◆ **WHAT IS ASKED**
Give the number of lines below that contain "전자도면의", with no other output.

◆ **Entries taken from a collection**
┄┄┄┄┄┄┄┄┄┄┄┄┄┄┄┄┄┄┄┄

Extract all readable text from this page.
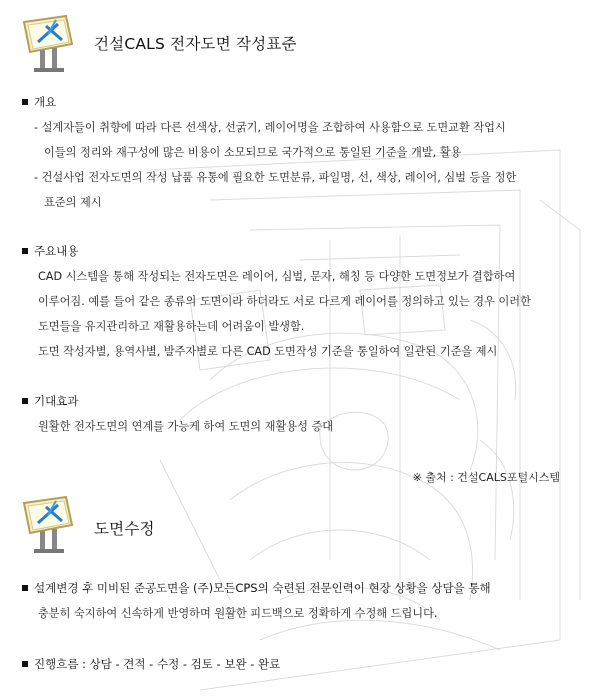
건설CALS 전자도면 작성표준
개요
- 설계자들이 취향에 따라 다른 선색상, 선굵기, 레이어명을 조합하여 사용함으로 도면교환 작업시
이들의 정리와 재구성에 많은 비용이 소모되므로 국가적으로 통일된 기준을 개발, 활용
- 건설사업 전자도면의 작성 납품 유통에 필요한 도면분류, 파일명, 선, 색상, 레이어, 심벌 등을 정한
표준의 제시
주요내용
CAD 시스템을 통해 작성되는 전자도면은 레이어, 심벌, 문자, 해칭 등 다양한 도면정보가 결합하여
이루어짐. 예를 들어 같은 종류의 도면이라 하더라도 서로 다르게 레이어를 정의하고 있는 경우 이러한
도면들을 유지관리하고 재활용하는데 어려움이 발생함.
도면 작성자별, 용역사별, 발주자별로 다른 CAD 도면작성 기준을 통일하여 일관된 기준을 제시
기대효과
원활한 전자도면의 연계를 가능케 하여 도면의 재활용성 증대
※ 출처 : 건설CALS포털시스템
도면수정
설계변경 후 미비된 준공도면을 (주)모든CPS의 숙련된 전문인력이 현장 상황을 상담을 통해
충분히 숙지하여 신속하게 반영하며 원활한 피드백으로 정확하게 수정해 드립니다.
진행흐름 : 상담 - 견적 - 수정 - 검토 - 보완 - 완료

┄┄┄┄┄┄┄┄┄┄┄┄┄┄┄┄┄┄┄┄

◆ **EXERCISE OUTPUT**
2